▼

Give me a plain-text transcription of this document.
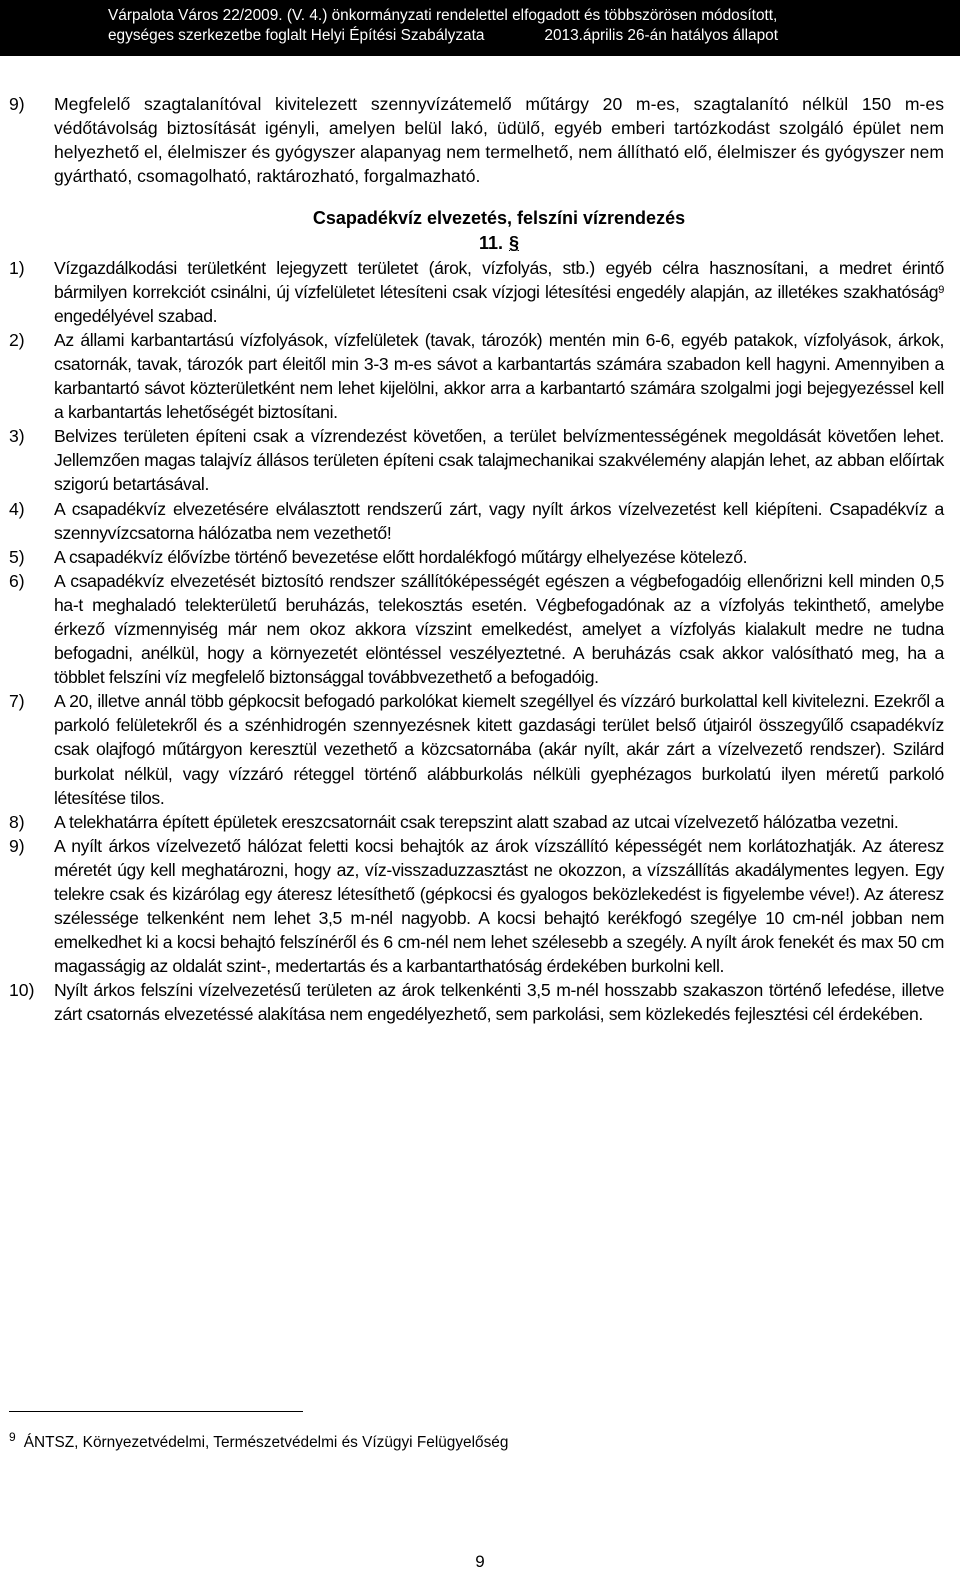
Várpalota Város 22/2009. (V. 4.) önkormányzati rendelettel elfogadott és többszörösen módosított,
egységes szerkezetbe foglalt Helyi Építési Szabályzata	2013.április 26-án hatályos állapot

9) Megfelelő szagtalanítóval kivitelezett szennyvízátemelő műtárgy 20 m-es, szagtalanító nélkül 150 m-es védőtávolság biztosítását igényli, amelyen belül lakó, üdülő, egyéb emberi tartózkodást szolgáló épület nem helyezhető el, élelmiszer és gyógyszer alapanyag nem termelhető, nem állítható elő, élelmiszer és gyógyszer nem gyártható, csomagolható, raktározható, forgalmazható.

Csapadékvíz elvezetés, felszíni vízrendezés
11. §

1) Vízgazdálkodási területként lejegyzett területet (árok, vízfolyás, stb.) egyéb célra hasznosítani, a medret érintő bármilyen korrekciót csinálni, új vízfelületet létesíteni csak vízjogi létesítési engedély alapján, az illetékes szakhatóság$^9$ engedélyével szabad.

2) Az állami karbantartású vízfolyások, vízfelületek (tavak, tározók) mentén min 6-6, egyéb patakok, vízfolyások, árkok, csatornák, tavak, tározók part éleitől min 3-3 m-es sávot a karbantartás számára szabadon kell hagyni. Amennyiben a karbantartó sávot közterületként nem lehet kijelölni, akkor arra a karbantartó számára szolgalmi jogi bejegyezéssel kell a karbantartás lehetőségét biztosítani.

3) Belvizes területen építeni csak a vízrendezést követően, a terület belvízmentességének megoldását követően lehet. Jellemzően magas talajvíz állásos területen építeni csak talajmechanikai szakvélemény alapján lehet, az abban előírtak szigorú betartásával.

4) A csapadékvíz elvezetésére elválasztott rendszerű zárt, vagy nyílt árkos vízelvezetést kell kiépíteni. Csapadékvíz a szennyvízcsatorna hálózatba nem vezethető!

5) A csapadékvíz élővízbe történő bevezetése előtt hordalékfogó műtárgy elhelyezése kötelező.

6) A csapadékvíz elvezetését biztosító rendszer szállítóképességét egészen a végbefogadóig ellenőrizni kell minden 0,5 ha-t meghaladó telekterületű beruházás, telekosztás esetén. Végbefogadónak az a vízfolyás tekinthető, amelybe érkező vízmennyiség már nem okoz akkora vízszint emelkedést, amelyet a vízfolyás kialakult medre ne tudna befogadni, anélkül, hogy a környezetét elöntéssel veszélyeztetné. A beruházás csak akkor valósítható meg, ha a többlet felszíni víz megfelelő biztonsággal továbbvezethető a befogadóig.

7) A 20, illetve annál több gépkocsit befogadó parkolókat kiemelt szegéllyel és vízzáró burkolattal kell kivitelezni. Ezekről a parkoló felületekről és a szénhidrogén szennyezésnek kitett gazdasági terület belső útjairól összegyűlő csapadékvíz csak olajfogó műtárgyon keresztül vezethető a közcsatornába (akár nyílt, akár zárt a vízelvezető rendszer). Szilárd burkolat nélkül, vagy vízzáró réteggel történő alábburkolás nélküli gyephézagos burkolatú ilyen méretű parkoló létesítése tilos.

8) A telekhatárra épített épületek ereszcsatornáit csak terepszint alatt szabad az utcai vízelvezető hálózatba vezetni.

9) A nyílt árkos vízelvezető hálózat feletti kocsi behajtók az árok vízszállító képességét nem korlátozhatják. Az áteresz méretét úgy kell meghatározni, hogy az, víz-visszaduzzasztást ne okozzon, a vízszállítás akadálymentes legyen. Egy telekre csak és kizárólag egy áteresz létesíthető (gépkocsi és gyalogos beközlekedést is figyelembe véve!). Az áteresz szélessége telkenként nem lehet 3,5 m-nél nagyobb. A kocsi behajtó kerékfogó szegélye 10 cm-nél jobban nem emelkedhet ki a kocsi behajtó felszínéről és 6 cm-nél nem lehet szélesebb a szegély. A nyílt árok fenekét és max 50 cm magasságig az oldalát szint-, medertartás és a karbantarthatóság érdekében burkolni kell.

10) Nyílt árkos felszíni vízelvezetésű területen az árok telkenkénti 3,5 m-nél hosszabb szakaszon történő lefedése, illetve zárt csatornás elvezetéssé alakítása nem engedélyezhető, sem parkolási, sem közlekedés fejlesztési cél érdekében.

$^9$ ÁNTSZ, Környezetvédelmi, Természetvédelmi és Vízügyi Felügyelőség
9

▲

• _TASK DESCRIPTION_: Across the material above, how many lines include the string "hálózatba"? Only the number is wanted.

• _FINISHED TASK_: 2